### RECORDS SUPPLIED
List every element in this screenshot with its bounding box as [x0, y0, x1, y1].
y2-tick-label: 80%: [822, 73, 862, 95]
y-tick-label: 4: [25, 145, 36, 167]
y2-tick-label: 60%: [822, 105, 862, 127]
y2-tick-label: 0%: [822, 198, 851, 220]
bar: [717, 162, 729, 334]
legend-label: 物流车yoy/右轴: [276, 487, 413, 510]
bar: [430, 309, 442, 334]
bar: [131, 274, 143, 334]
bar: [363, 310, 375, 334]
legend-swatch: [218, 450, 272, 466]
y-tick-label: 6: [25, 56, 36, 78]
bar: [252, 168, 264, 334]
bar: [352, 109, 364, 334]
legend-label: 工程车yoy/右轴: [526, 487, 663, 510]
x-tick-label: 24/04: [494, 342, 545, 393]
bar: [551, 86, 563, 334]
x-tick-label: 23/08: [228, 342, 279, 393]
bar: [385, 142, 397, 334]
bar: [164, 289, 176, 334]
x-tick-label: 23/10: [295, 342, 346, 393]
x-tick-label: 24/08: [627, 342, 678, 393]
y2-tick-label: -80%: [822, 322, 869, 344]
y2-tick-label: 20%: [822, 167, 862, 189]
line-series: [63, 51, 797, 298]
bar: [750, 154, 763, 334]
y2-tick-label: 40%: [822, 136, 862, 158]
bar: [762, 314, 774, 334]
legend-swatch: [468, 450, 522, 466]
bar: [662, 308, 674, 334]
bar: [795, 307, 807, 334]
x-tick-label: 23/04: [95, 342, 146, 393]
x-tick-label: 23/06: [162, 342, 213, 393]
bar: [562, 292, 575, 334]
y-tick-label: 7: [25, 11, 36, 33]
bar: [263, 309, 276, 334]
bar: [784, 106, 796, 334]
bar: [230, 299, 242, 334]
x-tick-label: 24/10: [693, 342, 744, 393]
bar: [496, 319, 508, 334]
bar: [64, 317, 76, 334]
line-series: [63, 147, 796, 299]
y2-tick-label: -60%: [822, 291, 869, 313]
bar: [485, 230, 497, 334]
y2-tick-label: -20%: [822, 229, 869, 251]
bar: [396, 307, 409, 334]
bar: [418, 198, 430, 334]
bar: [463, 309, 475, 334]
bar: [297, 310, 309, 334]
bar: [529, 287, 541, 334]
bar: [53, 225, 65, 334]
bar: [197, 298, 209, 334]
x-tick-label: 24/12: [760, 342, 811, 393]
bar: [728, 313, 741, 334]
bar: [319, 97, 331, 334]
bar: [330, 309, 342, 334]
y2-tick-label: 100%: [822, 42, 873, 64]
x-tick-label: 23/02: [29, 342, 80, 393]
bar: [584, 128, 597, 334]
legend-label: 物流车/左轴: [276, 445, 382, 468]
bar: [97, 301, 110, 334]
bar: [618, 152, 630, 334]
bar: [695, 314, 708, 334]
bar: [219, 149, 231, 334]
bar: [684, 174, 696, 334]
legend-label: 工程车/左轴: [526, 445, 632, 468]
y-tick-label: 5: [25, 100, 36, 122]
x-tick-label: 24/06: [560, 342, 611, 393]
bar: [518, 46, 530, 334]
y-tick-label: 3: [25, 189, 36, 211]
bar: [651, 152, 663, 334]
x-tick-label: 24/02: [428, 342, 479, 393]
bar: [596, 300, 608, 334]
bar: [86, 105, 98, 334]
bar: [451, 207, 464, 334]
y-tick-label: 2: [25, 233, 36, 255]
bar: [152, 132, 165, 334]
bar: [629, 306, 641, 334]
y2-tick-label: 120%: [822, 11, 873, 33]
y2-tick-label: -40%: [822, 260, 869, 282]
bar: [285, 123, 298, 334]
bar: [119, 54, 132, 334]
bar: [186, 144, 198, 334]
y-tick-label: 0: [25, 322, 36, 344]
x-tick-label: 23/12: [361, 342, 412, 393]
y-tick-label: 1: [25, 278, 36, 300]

### PROBLEM REQUIREMENTS
Starting with the first line of the records, reproduce each line verbatim and stop after the line that contains "bar: [430, 309, 442, 334]".

### THE REPLY
List every element in this screenshot with its bounding box as [x0, y0, x1, y1].
y2-tick-label: 80%: [822, 73, 862, 95]
y-tick-label: 4: [25, 145, 36, 167]
y2-tick-label: 60%: [822, 105, 862, 127]
y2-tick-label: 0%: [822, 198, 851, 220]
bar: [717, 162, 729, 334]
legend-label: 物流车yoy/右轴: [276, 487, 413, 510]
bar: [430, 309, 442, 334]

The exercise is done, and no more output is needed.